> Directions for this task: Rewrite every line of the entries below as a numbered list, skipping blank lines. Leave out the pictures.

-- START Supplied information --

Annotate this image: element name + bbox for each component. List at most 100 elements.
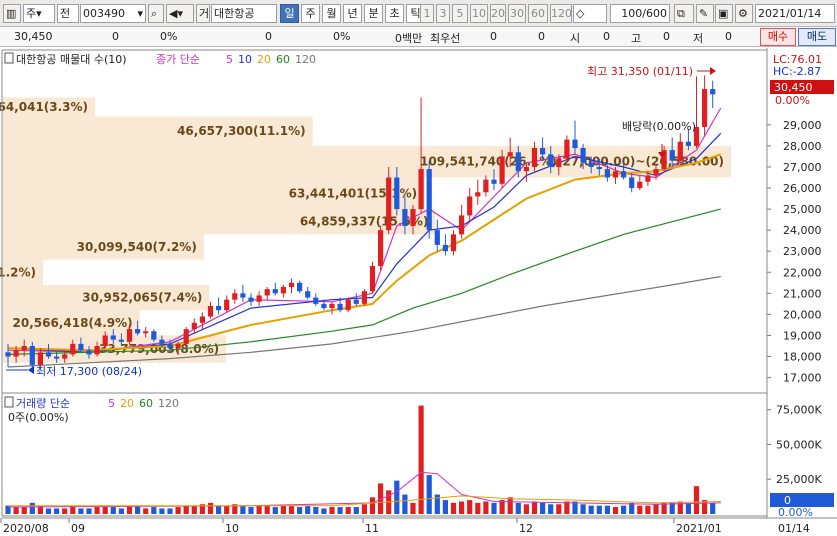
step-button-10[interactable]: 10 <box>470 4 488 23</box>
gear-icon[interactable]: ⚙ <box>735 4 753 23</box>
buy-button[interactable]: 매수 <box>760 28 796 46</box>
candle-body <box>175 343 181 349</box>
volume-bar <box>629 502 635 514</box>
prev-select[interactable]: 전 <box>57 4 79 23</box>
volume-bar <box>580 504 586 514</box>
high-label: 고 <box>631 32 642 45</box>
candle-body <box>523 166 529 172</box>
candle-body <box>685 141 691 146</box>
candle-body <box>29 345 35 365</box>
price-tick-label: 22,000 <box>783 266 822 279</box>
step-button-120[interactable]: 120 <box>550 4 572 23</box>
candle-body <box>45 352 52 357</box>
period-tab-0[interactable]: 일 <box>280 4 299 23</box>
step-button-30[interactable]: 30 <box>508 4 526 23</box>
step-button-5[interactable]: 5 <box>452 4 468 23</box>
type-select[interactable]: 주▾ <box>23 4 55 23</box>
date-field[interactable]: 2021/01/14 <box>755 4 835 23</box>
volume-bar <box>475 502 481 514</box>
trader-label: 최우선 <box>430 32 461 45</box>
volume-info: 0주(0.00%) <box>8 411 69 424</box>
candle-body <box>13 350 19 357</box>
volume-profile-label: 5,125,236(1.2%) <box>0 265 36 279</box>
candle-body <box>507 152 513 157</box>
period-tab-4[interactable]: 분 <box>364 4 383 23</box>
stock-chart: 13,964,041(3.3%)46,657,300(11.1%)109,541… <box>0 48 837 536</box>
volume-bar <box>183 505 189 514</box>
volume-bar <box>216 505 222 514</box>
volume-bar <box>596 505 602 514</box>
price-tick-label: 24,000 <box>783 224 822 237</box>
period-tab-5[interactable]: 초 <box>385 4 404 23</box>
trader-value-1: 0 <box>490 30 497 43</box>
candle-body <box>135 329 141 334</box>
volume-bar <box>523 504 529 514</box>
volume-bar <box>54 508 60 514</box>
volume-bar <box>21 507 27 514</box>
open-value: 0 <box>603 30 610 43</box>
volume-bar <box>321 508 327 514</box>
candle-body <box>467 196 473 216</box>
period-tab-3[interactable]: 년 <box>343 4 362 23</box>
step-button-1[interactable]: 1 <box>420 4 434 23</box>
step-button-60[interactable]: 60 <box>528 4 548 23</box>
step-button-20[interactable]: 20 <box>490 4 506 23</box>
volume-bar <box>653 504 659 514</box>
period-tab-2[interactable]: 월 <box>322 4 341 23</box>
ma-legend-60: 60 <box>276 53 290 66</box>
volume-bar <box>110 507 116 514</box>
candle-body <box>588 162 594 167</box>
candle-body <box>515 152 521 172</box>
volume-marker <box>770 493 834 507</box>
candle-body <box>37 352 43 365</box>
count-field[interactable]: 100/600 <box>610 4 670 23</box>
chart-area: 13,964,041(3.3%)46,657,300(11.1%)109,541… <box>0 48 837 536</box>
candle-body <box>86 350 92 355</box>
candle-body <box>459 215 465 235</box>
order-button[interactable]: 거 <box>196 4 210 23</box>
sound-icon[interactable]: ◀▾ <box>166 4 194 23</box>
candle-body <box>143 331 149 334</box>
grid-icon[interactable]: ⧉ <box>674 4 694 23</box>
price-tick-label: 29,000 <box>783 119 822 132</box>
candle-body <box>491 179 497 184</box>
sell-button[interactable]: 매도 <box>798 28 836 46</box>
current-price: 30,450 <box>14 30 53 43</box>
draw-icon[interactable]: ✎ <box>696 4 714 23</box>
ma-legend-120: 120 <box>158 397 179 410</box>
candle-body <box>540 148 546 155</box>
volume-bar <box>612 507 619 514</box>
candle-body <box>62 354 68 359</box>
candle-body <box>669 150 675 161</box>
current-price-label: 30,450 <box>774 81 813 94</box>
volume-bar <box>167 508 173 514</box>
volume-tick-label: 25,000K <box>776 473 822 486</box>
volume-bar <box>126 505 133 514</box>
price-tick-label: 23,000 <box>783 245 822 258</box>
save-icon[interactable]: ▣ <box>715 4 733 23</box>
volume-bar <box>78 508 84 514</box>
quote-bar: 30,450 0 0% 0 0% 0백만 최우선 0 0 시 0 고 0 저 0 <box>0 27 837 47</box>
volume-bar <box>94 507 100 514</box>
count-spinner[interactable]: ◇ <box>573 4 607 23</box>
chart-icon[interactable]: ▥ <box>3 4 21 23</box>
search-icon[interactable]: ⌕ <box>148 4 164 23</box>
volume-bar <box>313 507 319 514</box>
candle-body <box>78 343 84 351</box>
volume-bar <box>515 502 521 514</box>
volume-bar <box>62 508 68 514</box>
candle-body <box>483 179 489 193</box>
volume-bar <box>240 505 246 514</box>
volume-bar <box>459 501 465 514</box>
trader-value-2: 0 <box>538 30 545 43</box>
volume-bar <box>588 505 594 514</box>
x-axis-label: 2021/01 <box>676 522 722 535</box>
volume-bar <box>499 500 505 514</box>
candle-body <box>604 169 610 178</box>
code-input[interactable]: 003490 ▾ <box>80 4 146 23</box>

-- END Supplied information --

> Exercise response:
1. Annotate this image: element name + bbox for each component. List at most 100 elements.
2. step-button-10[interactable]: 10 <box>470 4 488 23</box>
3. gear-icon[interactable]: ⚙ <box>735 4 753 23</box>
4. buy-button[interactable]: 매수 <box>760 28 796 46</box>
5. candle-body <box>175 343 181 349</box>
6. volume-bar <box>629 502 635 514</box>
7. prev-select[interactable]: 전 <box>57 4 79 23</box>
8. volume-bar <box>580 504 586 514</box>
9. high-label: 고 <box>631 32 642 45</box>
10. candle-body <box>523 166 529 172</box>
11. candle-body <box>685 141 691 146</box>
12. candle-body <box>29 345 35 365</box>
13. price-tick-label: 22,000 <box>783 266 822 279</box>
14. step-button-120[interactable]: 120 <box>550 4 572 23</box>
15. candle-body <box>45 352 52 357</box>
16. period-tab-0[interactable]: 일 <box>280 4 299 23</box>
17. step-button-30[interactable]: 30 <box>508 4 526 23</box>
18. step-button-5[interactable]: 5 <box>452 4 468 23</box>
19. type-select[interactable]: 주▾ <box>23 4 55 23</box>
20. date-field[interactable]: 2021/01/14 <box>755 4 835 23</box>
21. volume-bar <box>475 502 481 514</box>
22. trader-label: 최우선 <box>430 32 461 45</box>
23. volume-info: 0주(0.00%) <box>8 411 69 424</box>
24. candle-body <box>13 350 19 357</box>
25. volume-profile-label: 5,125,236(1.2%) <box>0 265 36 279</box>
26. candle-body <box>507 152 513 157</box>
27. period-tab-4[interactable]: 분 <box>364 4 383 23</box>
28. stock-chart: 13,964,041(3.3%)46,657,300(11.1%)109,541… <box>0 48 837 536</box>
29. volume-bar <box>183 505 189 514</box>
30. volume-bar <box>216 505 222 514</box>
31. volume-bar <box>596 505 602 514</box>
32. price-tick-label: 24,000 <box>783 224 822 237</box>
33. period-tab-5[interactable]: 초 <box>385 4 404 23</box>
34. trader-value-1: 0 <box>490 30 497 43</box>
35. candle-body <box>135 329 141 334</box>
36. volume-bar <box>523 504 529 514</box>
37. volume-bar <box>54 508 60 514</box>
38. volume-bar <box>21 507 27 514</box>
39. open-value: 0 <box>603 30 610 43</box>
40. volume-bar <box>321 508 327 514</box>
41. candle-body <box>467 196 473 216</box>
42. period-tab-3[interactable]: 년 <box>343 4 362 23</box>
43. step-button-1[interactable]: 1 <box>420 4 434 23</box>
44. step-button-60[interactable]: 60 <box>528 4 548 23</box>
45. step-button-20[interactable]: 20 <box>490 4 506 23</box>
46. volume-bar <box>653 504 659 514</box>
47. period-tab-2[interactable]: 월 <box>322 4 341 23</box>
48. ma-legend-60: 60 <box>276 53 290 66</box>
49. volume-bar <box>110 507 116 514</box>
50. candle-body <box>588 162 594 167</box>
51. candle-body <box>515 152 521 172</box>
52. volume-marker <box>770 493 834 507</box>
53. candle-body <box>37 352 43 365</box>
54. count-field[interactable]: 100/600 <box>610 4 670 23</box>
55. chart-area: 13,964,041(3.3%)46,657,300(11.1%)109,541… <box>0 48 837 536</box>
56. candle-body <box>86 350 92 355</box>
57. candle-body <box>459 215 465 235</box>
58. order-button[interactable]: 거 <box>196 4 210 23</box>
59. sound-icon[interactable]: ◀▾ <box>166 4 194 23</box>
60. candle-body <box>143 331 149 334</box>
61. grid-icon[interactable]: ⧉ <box>674 4 694 23</box>
62. price-tick-label: 29,000 <box>783 119 822 132</box>
63. candle-body <box>491 179 497 184</box>
64. sell-button[interactable]: 매도 <box>798 28 836 46</box>
65. current-price: 30,450 <box>14 30 53 43</box>
66. draw-icon[interactable]: ✎ <box>696 4 714 23</box>
67. ma-legend-120: 120 <box>158 397 179 410</box>
68. candle-body <box>540 148 546 155</box>
69. volume-bar <box>612 507 619 514</box>
70. candle-body <box>62 354 68 359</box>
71. candle-body <box>669 150 675 161</box>
72. current-price-label: 30,450 <box>774 81 813 94</box>
73. volume-bar <box>167 508 173 514</box>
74. volume-tick-label: 25,000K <box>776 473 822 486</box>
75. volume-bar <box>126 505 133 514</box>
76. price-tick-label: 23,000 <box>783 245 822 258</box>
77. save-icon[interactable]: ▣ <box>715 4 733 23</box>
78. volume-bar <box>78 508 84 514</box>
79. quote-bar: 30,450 0 0% 0 0% 0백만 최우선 0 0 시 0 고 0 저 0 <box>0 27 837 47</box>
80. volume-bar <box>94 507 100 514</box>
81. count-spinner[interactable]: ◇ <box>573 4 607 23</box>
82. chart-icon[interactable]: ▥ <box>3 4 21 23</box>
83. search-icon[interactable]: ⌕ <box>148 4 164 23</box>
84. volume-bar <box>313 507 319 514</box>
85. candle-body <box>78 343 84 351</box>
86. volume-bar <box>515 502 521 514</box>
87. volume-bar <box>62 508 68 514</box>
88. candle-body <box>483 179 489 193</box>
89. volume-bar <box>240 505 246 514</box>
90. volume-bar <box>459 501 465 514</box>
91. trader-value-2: 0 <box>538 30 545 43</box>
92. volume-bar <box>588 505 594 514</box>
93. x-axis-label: 2021/01 <box>676 522 722 535</box>
94. volume-bar <box>499 500 505 514</box>
95. candle-body <box>604 169 610 178</box>
96. code-input[interactable]: 003490 ▾ <box>80 4 146 23</box>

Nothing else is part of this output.